## start Given data

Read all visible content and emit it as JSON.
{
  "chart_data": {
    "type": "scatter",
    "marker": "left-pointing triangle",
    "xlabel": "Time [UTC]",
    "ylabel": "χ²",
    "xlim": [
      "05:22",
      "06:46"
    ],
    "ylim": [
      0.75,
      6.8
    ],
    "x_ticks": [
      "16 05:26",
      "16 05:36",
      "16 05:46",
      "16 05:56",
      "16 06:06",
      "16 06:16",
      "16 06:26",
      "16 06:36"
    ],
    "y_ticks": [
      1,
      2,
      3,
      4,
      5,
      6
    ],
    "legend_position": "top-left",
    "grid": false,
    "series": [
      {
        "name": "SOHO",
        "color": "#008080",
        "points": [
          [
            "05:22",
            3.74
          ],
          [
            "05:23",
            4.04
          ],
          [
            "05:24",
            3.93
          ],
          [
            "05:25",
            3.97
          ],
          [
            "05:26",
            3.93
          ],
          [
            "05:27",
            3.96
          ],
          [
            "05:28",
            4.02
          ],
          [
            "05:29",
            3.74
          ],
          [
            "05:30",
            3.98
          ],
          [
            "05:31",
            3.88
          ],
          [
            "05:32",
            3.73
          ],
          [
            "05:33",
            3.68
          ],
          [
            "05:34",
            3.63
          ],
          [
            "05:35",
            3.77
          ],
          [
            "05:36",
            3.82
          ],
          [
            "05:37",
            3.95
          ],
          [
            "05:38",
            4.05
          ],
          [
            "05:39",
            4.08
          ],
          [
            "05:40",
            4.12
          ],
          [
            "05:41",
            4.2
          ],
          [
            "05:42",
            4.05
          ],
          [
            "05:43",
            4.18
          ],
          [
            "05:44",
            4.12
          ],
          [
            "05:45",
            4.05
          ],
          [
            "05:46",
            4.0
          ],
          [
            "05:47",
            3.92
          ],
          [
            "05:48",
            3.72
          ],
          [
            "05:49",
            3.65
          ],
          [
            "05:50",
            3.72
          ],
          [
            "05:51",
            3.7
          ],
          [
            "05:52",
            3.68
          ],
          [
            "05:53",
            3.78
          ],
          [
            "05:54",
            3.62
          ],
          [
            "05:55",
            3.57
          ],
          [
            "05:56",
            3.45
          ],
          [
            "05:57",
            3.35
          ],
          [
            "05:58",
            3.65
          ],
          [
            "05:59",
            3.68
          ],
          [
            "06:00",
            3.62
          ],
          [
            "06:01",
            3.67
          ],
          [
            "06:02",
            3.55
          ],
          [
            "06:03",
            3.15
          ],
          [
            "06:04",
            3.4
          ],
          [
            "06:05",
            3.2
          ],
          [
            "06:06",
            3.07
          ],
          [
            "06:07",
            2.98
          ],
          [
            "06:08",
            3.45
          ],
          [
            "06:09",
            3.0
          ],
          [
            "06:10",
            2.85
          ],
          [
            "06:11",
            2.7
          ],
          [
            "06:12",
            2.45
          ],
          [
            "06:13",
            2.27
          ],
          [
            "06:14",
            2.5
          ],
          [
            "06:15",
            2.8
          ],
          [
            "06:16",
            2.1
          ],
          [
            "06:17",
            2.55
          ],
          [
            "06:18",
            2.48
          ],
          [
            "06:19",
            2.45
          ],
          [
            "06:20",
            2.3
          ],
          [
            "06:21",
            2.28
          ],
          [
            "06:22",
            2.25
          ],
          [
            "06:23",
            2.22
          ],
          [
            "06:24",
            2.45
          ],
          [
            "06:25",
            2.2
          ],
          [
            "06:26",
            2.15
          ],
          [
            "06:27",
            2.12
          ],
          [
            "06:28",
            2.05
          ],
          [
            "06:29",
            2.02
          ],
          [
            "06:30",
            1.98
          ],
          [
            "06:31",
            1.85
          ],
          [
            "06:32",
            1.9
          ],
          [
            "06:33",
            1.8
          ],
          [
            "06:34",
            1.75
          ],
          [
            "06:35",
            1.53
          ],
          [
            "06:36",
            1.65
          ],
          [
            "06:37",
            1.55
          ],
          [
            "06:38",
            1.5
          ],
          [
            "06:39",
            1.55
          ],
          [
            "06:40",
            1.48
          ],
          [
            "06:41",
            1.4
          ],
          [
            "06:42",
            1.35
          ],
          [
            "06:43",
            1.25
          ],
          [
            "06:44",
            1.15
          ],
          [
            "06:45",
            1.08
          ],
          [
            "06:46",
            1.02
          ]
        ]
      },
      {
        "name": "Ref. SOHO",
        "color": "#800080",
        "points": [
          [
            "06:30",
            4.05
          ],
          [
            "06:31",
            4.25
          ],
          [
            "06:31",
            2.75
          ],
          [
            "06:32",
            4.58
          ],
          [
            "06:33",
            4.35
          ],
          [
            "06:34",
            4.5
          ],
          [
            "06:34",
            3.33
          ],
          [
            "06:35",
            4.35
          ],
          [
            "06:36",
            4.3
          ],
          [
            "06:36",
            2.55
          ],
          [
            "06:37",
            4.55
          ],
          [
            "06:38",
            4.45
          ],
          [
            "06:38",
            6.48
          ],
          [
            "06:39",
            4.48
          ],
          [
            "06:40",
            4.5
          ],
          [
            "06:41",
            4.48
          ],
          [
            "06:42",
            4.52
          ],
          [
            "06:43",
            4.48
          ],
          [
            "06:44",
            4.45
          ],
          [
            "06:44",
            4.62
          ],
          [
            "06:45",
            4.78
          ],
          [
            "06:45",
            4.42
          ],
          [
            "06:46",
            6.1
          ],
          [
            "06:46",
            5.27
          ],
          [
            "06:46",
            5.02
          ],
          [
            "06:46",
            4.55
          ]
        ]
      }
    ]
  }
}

## end Given data

_The task_: Retype the material in full. Each word must match.

_Expected answer_:
Read all visible content and emit it as JSON.
{
  "chart_data": {
    "type": "scatter",
    "marker": "left-pointing triangle",
    "xlabel": "Time [UTC]",
    "ylabel": "χ²",
    "xlim": [
      "05:22",
      "06:46"
    ],
    "ylim": [
      0.75,
      6.8
    ],
    "x_ticks": [
      "16 05:26",
      "16 05:36",
      "16 05:46",
      "16 05:56",
      "16 06:06",
      "16 06:16",
      "16 06:26",
      "16 06:36"
    ],
    "y_ticks": [
      1,
      2,
      3,
      4,
      5,
      6
    ],
    "legend_position": "top-left",
    "grid": false,
    "series": [
      {
        "name": "SOHO",
        "color": "#008080",
        "points": [
          [
            "05:22",
            3.74
          ],
          [
            "05:23",
            4.04
          ],
          [
            "05:24",
            3.93
          ],
          [
            "05:25",
            3.97
          ],
          [
            "05:26",
            3.93
          ],
          [
            "05:27",
            3.96
          ],
          [
            "05:28",
            4.02
          ],
          [
            "05:29",
            3.74
          ],
          [
            "05:30",
            3.98
          ],
          [
            "05:31",
            3.88
          ],
          [
            "05:32",
            3.73
          ],
          [
            "05:33",
            3.68
          ],
          [
            "05:34",
            3.63
          ],
          [
            "05:35",
            3.77
          ],
          [
            "05:36",
            3.82
          ],
          [
            "05:37",
            3.95
          ],
          [
            "05:38",
            4.05
          ],
          [
            "05:39",
            4.08
          ],
          [
            "05:40",
            4.12
          ],
          [
            "05:41",
            4.2
          ],
          [
            "05:42",
            4.05
          ],
          [
            "05:43",
            4.18
          ],
          [
            "05:44",
            4.12
          ],
          [
            "05:45",
            4.05
          ],
          [
            "05:46",
            4.0
          ],
          [
            "05:47",
            3.92
          ],
          [
            "05:48",
            3.72
          ],
          [
            "05:49",
            3.65
          ],
          [
            "05:50",
            3.72
          ],
          [
            "05:51",
            3.7
          ],
          [
            "05:52",
            3.68
          ],
          [
            "05:53",
            3.78
          ],
          [
            "05:54",
            3.62
          ],
          [
            "05:55",
            3.57
          ],
          [
            "05:56",
            3.45
          ],
          [
            "05:57",
            3.35
          ],
          [
            "05:58",
            3.65
          ],
          [
            "05:59",
            3.68
          ],
          [
            "06:00",
            3.62
          ],
          [
            "06:01",
            3.67
          ],
          [
            "06:02",
            3.55
          ],
          [
            "06:03",
            3.15
          ],
          [
            "06:04",
            3.4
          ],
          [
            "06:05",
            3.2
          ],
          [
            "06:06",
            3.07
          ],
          [
            "06:07",
            2.98
          ],
          [
            "06:08",
            3.45
          ],
          [
            "06:09",
            3.0
          ],
          [
            "06:10",
            2.85
          ],
          [
            "06:11",
            2.7
          ],
          [
            "06:12",
            2.45
          ],
          [
            "06:13",
            2.27
          ],
          [
            "06:14",
            2.5
          ],
          [
            "06:15",
            2.8
          ],
          [
            "06:16",
            2.1
          ],
          [
            "06:17",
            2.55
          ],
          [
            "06:18",
            2.48
          ],
          [
            "06:19",
            2.45
          ],
          [
            "06:20",
            2.3
          ],
          [
            "06:21",
            2.28
          ],
          [
            "06:22",
            2.25
          ],
          [
            "06:23",
            2.22
          ],
          [
            "06:24",
            2.45
          ],
          [
            "06:25",
            2.2
          ],
          [
            "06:26",
            2.15
          ],
          [
            "06:27",
            2.12
          ],
          [
            "06:28",
            2.05
          ],
          [
            "06:29",
            2.02
          ],
          [
            "06:30",
            1.98
          ],
          [
            "06:31",
            1.85
          ],
          [
            "06:32",
            1.9
          ],
          [
            "06:33",
            1.8
          ],
          [
            "06:34",
            1.75
          ],
          [
            "06:35",
            1.53
          ],
          [
            "06:36",
            1.65
          ],
          [
            "06:37",
            1.55
          ],
          [
            "06:38",
            1.5
          ],
          [
            "06:39",
            1.55
          ],
          [
            "06:40",
            1.48
          ],
          [
            "06:41",
            1.4
          ],
          [
            "06:42",
            1.35
          ],
          [
            "06:43",
            1.25
          ],
          [
            "06:44",
            1.15
          ],
          [
            "06:45",
            1.08
          ],
          [
            "06:46",
            1.02
          ]
        ]
      },
      {
        "name": "Ref. SOHO",
        "color": "#800080",
        "points": [
          [
            "06:30",
            4.05
          ],
          [
            "06:31",
            4.25
          ],
          [
            "06:31",
            2.75
          ],
          [
            "06:32",
            4.58
          ],
          [
            "06:33",
            4.35
          ],
          [
            "06:34",
            4.5
          ],
          [
            "06:34",
            3.33
          ],
          [
            "06:35",
            4.35
          ],
          [
            "06:36",
            4.3
          ],
          [
            "06:36",
            2.55
          ],
          [
            "06:37",
            4.55
          ],
          [
            "06:38",
            4.45
          ],
          [
            "06:38",
            6.48
          ],
          [
            "06:39",
            4.48
          ],
          [
            "06:40",
            4.5
          ],
          [
            "06:41",
            4.48
          ],
          [
            "06:42",
            4.52
          ],
          [
            "06:43",
            4.48
          ],
          [
            "06:44",
            4.45
          ],
          [
            "06:44",
            4.62
          ],
          [
            "06:45",
            4.78
          ],
          [
            "06:45",
            4.42
          ],
          [
            "06:46",
            6.1
          ],
          [
            "06:46",
            5.27
          ],
          [
            "06:46",
            5.02
          ],
          [
            "06:46",
            4.55
          ]
        ]
      }
    ]
  }
}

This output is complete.